**STATED EXERCISE:**
Could you give the data below again, exactly and completely?

**DATA LISTING:**
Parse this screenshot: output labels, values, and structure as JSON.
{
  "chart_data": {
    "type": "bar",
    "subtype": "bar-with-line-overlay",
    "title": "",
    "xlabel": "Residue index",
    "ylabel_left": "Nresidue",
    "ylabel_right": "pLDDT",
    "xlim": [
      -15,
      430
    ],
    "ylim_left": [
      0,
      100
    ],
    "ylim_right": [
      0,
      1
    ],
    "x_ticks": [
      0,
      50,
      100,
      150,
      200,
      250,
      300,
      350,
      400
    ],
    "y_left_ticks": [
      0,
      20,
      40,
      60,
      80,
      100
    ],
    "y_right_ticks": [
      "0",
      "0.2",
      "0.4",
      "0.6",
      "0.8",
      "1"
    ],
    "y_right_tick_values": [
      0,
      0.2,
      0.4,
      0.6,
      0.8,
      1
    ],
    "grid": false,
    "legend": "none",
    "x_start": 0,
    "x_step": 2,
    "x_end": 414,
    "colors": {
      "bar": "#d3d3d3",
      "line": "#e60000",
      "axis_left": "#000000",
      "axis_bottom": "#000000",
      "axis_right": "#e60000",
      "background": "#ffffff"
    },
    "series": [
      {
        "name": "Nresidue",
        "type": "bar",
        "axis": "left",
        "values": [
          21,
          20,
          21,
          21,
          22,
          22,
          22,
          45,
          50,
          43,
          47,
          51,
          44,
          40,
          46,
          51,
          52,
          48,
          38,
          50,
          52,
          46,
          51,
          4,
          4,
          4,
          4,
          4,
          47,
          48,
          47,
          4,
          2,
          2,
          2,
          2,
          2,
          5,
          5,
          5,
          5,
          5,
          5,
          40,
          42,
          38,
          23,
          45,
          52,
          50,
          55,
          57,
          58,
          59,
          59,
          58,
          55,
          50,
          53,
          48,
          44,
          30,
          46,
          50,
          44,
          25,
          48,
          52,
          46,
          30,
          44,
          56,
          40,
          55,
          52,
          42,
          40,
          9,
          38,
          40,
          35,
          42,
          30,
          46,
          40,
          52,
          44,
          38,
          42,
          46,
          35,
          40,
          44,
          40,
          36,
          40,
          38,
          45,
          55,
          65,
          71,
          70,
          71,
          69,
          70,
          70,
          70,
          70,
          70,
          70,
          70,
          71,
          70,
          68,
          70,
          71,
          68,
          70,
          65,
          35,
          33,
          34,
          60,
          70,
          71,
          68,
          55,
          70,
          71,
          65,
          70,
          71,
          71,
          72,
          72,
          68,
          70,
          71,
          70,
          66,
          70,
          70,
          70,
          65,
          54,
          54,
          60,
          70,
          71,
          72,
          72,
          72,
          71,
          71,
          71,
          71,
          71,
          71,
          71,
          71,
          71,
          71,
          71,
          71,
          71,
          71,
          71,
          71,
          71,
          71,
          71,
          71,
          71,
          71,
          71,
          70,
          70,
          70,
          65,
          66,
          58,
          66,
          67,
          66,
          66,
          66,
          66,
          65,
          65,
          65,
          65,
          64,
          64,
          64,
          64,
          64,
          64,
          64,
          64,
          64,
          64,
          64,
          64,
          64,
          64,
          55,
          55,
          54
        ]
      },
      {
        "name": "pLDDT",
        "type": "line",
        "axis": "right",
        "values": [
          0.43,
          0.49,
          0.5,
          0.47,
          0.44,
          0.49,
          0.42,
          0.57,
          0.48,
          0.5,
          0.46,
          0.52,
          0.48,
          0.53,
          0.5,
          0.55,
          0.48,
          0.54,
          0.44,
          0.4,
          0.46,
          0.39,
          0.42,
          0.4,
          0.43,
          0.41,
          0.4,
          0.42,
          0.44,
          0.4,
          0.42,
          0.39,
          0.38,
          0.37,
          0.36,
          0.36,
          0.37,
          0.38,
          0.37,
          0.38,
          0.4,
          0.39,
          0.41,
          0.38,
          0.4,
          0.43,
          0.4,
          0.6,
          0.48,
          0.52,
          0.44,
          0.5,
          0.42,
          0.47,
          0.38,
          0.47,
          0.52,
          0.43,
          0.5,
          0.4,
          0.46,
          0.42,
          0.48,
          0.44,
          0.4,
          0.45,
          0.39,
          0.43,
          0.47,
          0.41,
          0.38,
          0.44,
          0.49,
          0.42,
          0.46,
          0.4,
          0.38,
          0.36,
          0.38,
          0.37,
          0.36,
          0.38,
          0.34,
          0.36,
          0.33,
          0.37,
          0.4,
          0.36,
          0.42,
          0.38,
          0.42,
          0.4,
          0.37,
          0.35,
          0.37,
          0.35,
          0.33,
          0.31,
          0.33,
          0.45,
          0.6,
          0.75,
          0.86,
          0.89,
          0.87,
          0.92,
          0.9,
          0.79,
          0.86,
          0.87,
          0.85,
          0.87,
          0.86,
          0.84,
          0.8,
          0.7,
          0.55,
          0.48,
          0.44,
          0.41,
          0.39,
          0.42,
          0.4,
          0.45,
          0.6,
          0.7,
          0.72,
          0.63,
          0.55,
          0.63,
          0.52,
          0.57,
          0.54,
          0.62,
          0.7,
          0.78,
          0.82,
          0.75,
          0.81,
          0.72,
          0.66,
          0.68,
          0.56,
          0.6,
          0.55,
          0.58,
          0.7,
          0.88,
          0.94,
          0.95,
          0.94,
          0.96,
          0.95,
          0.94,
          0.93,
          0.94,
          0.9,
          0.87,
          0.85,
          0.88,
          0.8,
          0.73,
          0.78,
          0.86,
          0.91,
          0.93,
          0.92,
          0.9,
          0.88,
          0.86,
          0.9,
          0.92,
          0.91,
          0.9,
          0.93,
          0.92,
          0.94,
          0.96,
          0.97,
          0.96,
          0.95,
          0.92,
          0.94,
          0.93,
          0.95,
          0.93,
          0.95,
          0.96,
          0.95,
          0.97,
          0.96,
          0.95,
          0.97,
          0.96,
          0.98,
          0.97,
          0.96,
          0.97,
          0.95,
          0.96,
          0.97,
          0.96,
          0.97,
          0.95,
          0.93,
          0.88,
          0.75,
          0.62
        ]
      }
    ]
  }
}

**TASK RESULT:**
Parse this screenshot: output labels, values, and structure as JSON.
{
  "chart_data": {
    "type": "bar",
    "subtype": "bar-with-line-overlay",
    "title": "",
    "xlabel": "Residue index",
    "ylabel_left": "Nresidue",
    "ylabel_right": "pLDDT",
    "xlim": [
      -15,
      430
    ],
    "ylim_left": [
      0,
      100
    ],
    "ylim_right": [
      0,
      1
    ],
    "x_ticks": [
      0,
      50,
      100,
      150,
      200,
      250,
      300,
      350,
      400
    ],
    "y_left_ticks": [
      0,
      20,
      40,
      60,
      80,
      100
    ],
    "y_right_ticks": [
      "0",
      "0.2",
      "0.4",
      "0.6",
      "0.8",
      "1"
    ],
    "y_right_tick_values": [
      0,
      0.2,
      0.4,
      0.6,
      0.8,
      1
    ],
    "grid": false,
    "legend": "none",
    "x_start": 0,
    "x_step": 2,
    "x_end": 414,
    "colors": {
      "bar": "#d3d3d3",
      "line": "#e60000",
      "axis_left": "#000000",
      "axis_bottom": "#000000",
      "axis_right": "#e60000",
      "background": "#ffffff"
    },
    "series": [
      {
        "name": "Nresidue",
        "type": "bar",
        "axis": "left",
        "values": [
          21,
          20,
          21,
          21,
          22,
          22,
          22,
          45,
          50,
          43,
          47,
          51,
          44,
          40,
          46,
          51,
          52,
          48,
          38,
          50,
          52,
          46,
          51,
          4,
          4,
          4,
          4,
          4,
          47,
          48,
          47,
          4,
          2,
          2,
          2,
          2,
          2,
          5,
          5,
          5,
          5,
          5,
          5,
          40,
          42,
          38,
          23,
          45,
          52,
          50,
          55,
          57,
          58,
          59,
          59,
          58,
          55,
          50,
          53,
          48,
          44,
          30,
          46,
          50,
          44,
          25,
          48,
          52,
          46,
          30,
          44,
          56,
          40,
          55,
          52,
          42,
          40,
          9,
          38,
          40,
          35,
          42,
          30,
          46,
          40,
          52,
          44,
          38,
          42,
          46,
          35,
          40,
          44,
          40,
          36,
          40,
          38,
          45,
          55,
          65,
          71,
          70,
          71,
          69,
          70,
          70,
          70,
          70,
          70,
          70,
          70,
          71,
          70,
          68,
          70,
          71,
          68,
          70,
          65,
          35,
          33,
          34,
          60,
          70,
          71,
          68,
          55,
          70,
          71,
          65,
          70,
          71,
          71,
          72,
          72,
          68,
          70,
          71,
          70,
          66,
          70,
          70,
          70,
          65,
          54,
          54,
          60,
          70,
          71,
          72,
          72,
          72,
          71,
          71,
          71,
          71,
          71,
          71,
          71,
          71,
          71,
          71,
          71,
          71,
          71,
          71,
          71,
          71,
          71,
          71,
          71,
          71,
          71,
          71,
          71,
          70,
          70,
          70,
          65,
          66,
          58,
          66,
          67,
          66,
          66,
          66,
          66,
          65,
          65,
          65,
          65,
          64,
          64,
          64,
          64,
          64,
          64,
          64,
          64,
          64,
          64,
          64,
          64,
          64,
          64,
          55,
          55,
          54
        ]
      },
      {
        "name": "pLDDT",
        "type": "line",
        "axis": "right",
        "values": [
          0.43,
          0.49,
          0.5,
          0.47,
          0.44,
          0.49,
          0.42,
          0.57,
          0.48,
          0.5,
          0.46,
          0.52,
          0.48,
          0.53,
          0.5,
          0.55,
          0.48,
          0.54,
          0.44,
          0.4,
          0.46,
          0.39,
          0.42,
          0.4,
          0.43,
          0.41,
          0.4,
          0.42,
          0.44,
          0.4,
          0.42,
          0.39,
          0.38,
          0.37,
          0.36,
          0.36,
          0.37,
          0.38,
          0.37,
          0.38,
          0.4,
          0.39,
          0.41,
          0.38,
          0.4,
          0.43,
          0.4,
          0.6,
          0.48,
          0.52,
          0.44,
          0.5,
          0.42,
          0.47,
          0.38,
          0.47,
          0.52,
          0.43,
          0.5,
          0.4,
          0.46,
          0.42,
          0.48,
          0.44,
          0.4,
          0.45,
          0.39,
          0.43,
          0.47,
          0.41,
          0.38,
          0.44,
          0.49,
          0.42,
          0.46,
          0.4,
          0.38,
          0.36,
          0.38,
          0.37,
          0.36,
          0.38,
          0.34,
          0.36,
          0.33,
          0.37,
          0.4,
          0.36,
          0.42,
          0.38,
          0.42,
          0.4,
          0.37,
          0.35,
          0.37,
          0.35,
          0.33,
          0.31,
          0.33,
          0.45,
          0.6,
          0.75,
          0.86,
          0.89,
          0.87,
          0.92,
          0.9,
          0.79,
          0.86,
          0.87,
          0.85,
          0.87,
          0.86,
          0.84,
          0.8,
          0.7,
          0.55,
          0.48,
          0.44,
          0.41,
          0.39,
          0.42,
          0.4,
          0.45,
          0.6,
          0.7,
          0.72,
          0.63,
          0.55,
          0.63,
          0.52,
          0.57,
          0.54,
          0.62,
          0.7,
          0.78,
          0.82,
          0.75,
          0.81,
          0.72,
          0.66,
          0.68,
          0.56,
          0.6,
          0.55,
          0.58,
          0.7,
          0.88,
          0.94,
          0.95,
          0.94,
          0.96,
          0.95,
          0.94,
          0.93,
          0.94,
          0.9,
          0.87,
          0.85,
          0.88,
          0.8,
          0.73,
          0.78,
          0.86,
          0.91,
          0.93,
          0.92,
          0.9,
          0.88,
          0.86,
          0.9,
          0.92,
          0.91,
          0.9,
          0.93,
          0.92,
          0.94,
          0.96,
          0.97,
          0.96,
          0.95,
          0.92,
          0.94,
          0.93,
          0.95,
          0.93,
          0.95,
          0.96,
          0.95,
          0.97,
          0.96,
          0.95,
          0.97,
          0.96,
          0.98,
          0.97,
          0.96,
          0.97,
          0.95,
          0.96,
          0.97,
          0.96,
          0.97,
          0.95,
          0.93,
          0.88,
          0.75,
          0.62
        ]
      }
    ]
  }
}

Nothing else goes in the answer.